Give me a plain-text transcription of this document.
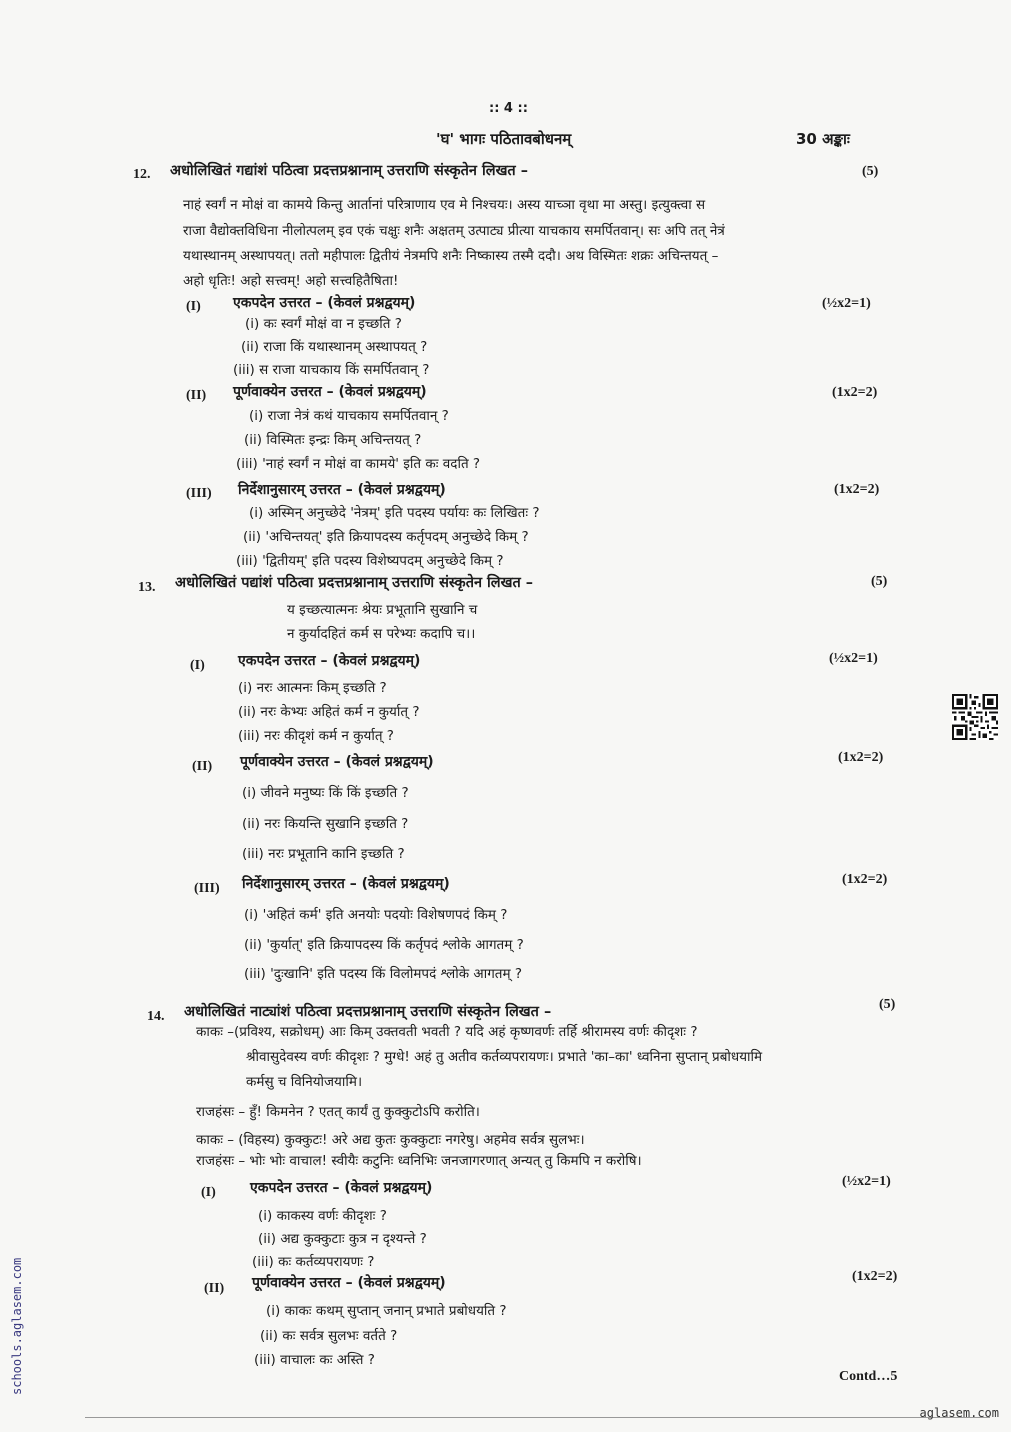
:: 4 ::
'घ' भागः पठितावबोधनम्	30 अङ्काः
12. अधोलिखितं गद्यांशं पठित्वा प्रदत्तप्रश्नानाम् उत्तराणि संस्कृतेन लिखत –	(5)
नाहं स्वर्गं न मोक्षं वा कामये किन्तु आर्तानां परित्राणाय एव मे निश्चयः। अस्य याच्ञा वृथा मा अस्तु। इत्युक्त्वा स
राजा वैद्योक्तविधिना नीलोत्पलम् इव एकं चक्षुः शनैः अक्षतम् उत्पाट्य प्रीत्या याचकाय समर्पितवान्। सः अपि तत् नेत्रं
यथास्थानम् अस्थापयत्। ततो महीपालः द्वितीयं नेत्रमपि शनैः निष्कास्य तस्मै ददौ। अथ विस्मितः शक्रः अचिन्तयत् –
अहो धृतिः! अहो सत्त्वम्! अहो सत्त्वहितैषिता!
(I) एकपदेन उत्तरत – (केवलं प्रश्नद्वयम्)	(½x2=1)
(i) कः स्वर्गं मोक्षं वा न इच्छति ?
(ii) राजा किं यथास्थानम् अस्थापयत् ?
(iii) स राजा याचकाय किं समर्पितवान् ?
(II) पूर्णवाक्येन उत्तरत – (केवलं प्रश्नद्वयम्)	(1x2=2)
(i) राजा नेत्रं कथं याचकाय समर्पितवान् ?
(ii) विस्मितः इन्द्रः किम् अचिन्तयत् ?
(iii) 'नाहं स्वर्गं न मोक्षं वा कामये' इति कः वदति ?
(III) निर्देशानुसारम् उत्तरत – (केवलं प्रश्नद्वयम्)	(1x2=2)
(i) अस्मिन् अनुच्छेदे 'नेत्रम्' इति पदस्य पर्यायः कः लिखितः ?
(ii) 'अचिन्तयत्' इति क्रियापदस्य कर्तृपदम् अनुच्छेदे किम् ?
(iii) 'द्वितीयम्' इति पदस्य विशेष्यपदम् अनुच्छेदे किम् ?
13. अधोलिखितं पद्यांशं पठित्वा प्रदत्तप्रश्नानाम् उत्तराणि संस्कृतेन लिखत –	(5)
य इच्छत्यात्मनः श्रेयः प्रभूतानि सुखानि च
न कुर्यादहितं कर्म स परेभ्यः कदापि च।।
(I) एकपदेन उत्तरत – (केवलं प्रश्नद्वयम्)	(½x2=1)
(i) नरः आत्मनः किम् इच्छति ?
(ii) नरः केभ्यः अहितं कर्म न कुर्यात् ?
(iii) नरः कीदृशं कर्म न कुर्यात् ?
(II) पूर्णवाक्येन उत्तरत – (केवलं प्रश्नद्वयम्)	(1x2=2)
(i) जीवने मनुष्यः किं किं इच्छति ?
(ii) नरः कियन्ति सुखानि इच्छति ?
(iii) नरः प्रभूतानि कानि इच्छति ?
(III) निर्देशानुसारम् उत्तरत – (केवलं प्रश्नद्वयम्)	(1x2=2)
(i) 'अहितं कर्म' इति अनयोः पदयोः विशेषणपदं किम् ?
(ii) 'कुर्यात्' इति क्रियापदस्य किं कर्तृपदं श्लोके आगतम् ?
(iii) 'दुःखानि' इति पदस्य किं विलोमपदं श्लोके आगतम् ?
14. अधोलिखितं नाट्यांशं पठित्वा प्रदत्तप्रश्नानाम् उत्तराणि संस्कृतेन लिखत –	(5)
काकः –(प्रविश्य, सक्रोधम्) आः किम् उक्तवती भवती ? यदि अहं कृष्णवर्णः तर्हि श्रीरामस्य वर्णः कीदृशः ?
श्रीवासुदेवस्य वर्णः कीदृशः ? मुग्धे! अहं तु अतीव कर्तव्यपरायणः। प्रभाते 'का–का' ध्वनिना सुप्तान् प्रबोधयामि
कर्मसु च विनियोजयामि।
राजहंसः – हुँ! किमनेन ? एतत् कार्यं तु कुक्कुटोऽपि करोति।
काकः – (विहस्य) कुक्कुटः! अरे अद्य कुतः कुक्कुटाः नगरेषु। अहमेव सर्वत्र सुलभः।
राजहंसः – भोः भोः वाचाल! स्वीयैः कटुनिः ध्वनिभिः जनजागरणात् अन्यत् तु किमपि न करोषि।
(I) एकपदेन उत्तरत – (केवलं प्रश्नद्वयम्)	(½x2=1)
(i) काकस्य वर्णः कीदृशः ?
(ii) अद्य कुक्कुटाः कुत्र न दृश्यन्ते ?
(iii) कः कर्तव्यपरायणः ?
(II) पूर्णवाक्येन उत्तरत – (केवलं प्रश्नद्वयम्)	(1x2=2)
(i) काकः कथम् सुप्तान् जनान् प्रभाते प्रबोधयति ?
(ii) कः सर्वत्र सुलभः वर्तते ?
(iii) वाचालः कः अस्ति ?
Contd…5
aglasem.com
schools.aglasem.com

-*-

§ **Objective**
A single figure is required: the number of lines above in which the word "आगतम" occurs.

§ **Final result**
2